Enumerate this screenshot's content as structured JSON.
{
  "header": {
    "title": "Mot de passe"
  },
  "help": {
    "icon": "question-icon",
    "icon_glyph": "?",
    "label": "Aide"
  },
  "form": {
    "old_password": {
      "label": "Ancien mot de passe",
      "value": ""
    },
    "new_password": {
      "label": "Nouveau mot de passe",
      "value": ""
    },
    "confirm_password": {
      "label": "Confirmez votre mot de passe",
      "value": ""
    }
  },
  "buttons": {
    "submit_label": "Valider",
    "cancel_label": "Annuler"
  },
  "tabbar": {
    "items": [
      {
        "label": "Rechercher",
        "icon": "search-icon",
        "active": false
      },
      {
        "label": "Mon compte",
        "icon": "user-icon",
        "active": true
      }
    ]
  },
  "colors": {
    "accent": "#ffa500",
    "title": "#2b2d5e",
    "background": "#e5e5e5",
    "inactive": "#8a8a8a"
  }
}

==

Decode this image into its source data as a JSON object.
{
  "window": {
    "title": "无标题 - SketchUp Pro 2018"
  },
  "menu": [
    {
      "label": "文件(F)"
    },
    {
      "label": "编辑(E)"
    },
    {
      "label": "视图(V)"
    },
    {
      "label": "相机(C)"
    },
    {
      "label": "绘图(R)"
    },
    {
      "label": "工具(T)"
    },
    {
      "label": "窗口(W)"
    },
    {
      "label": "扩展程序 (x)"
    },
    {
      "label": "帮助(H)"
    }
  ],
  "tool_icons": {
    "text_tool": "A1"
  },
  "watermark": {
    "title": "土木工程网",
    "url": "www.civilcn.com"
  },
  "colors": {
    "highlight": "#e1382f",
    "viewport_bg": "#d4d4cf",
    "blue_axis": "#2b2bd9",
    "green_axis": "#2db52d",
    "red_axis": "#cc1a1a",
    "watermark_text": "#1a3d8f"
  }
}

Exercise brief:
Pull every line containing "passe" from the data.

Final answer:
    "title": "Mot de passe"
      "label": "Ancien mot de passe",
      "label": "Nouveau mot de passe",
      "label": "Confirmez votre mot de passe",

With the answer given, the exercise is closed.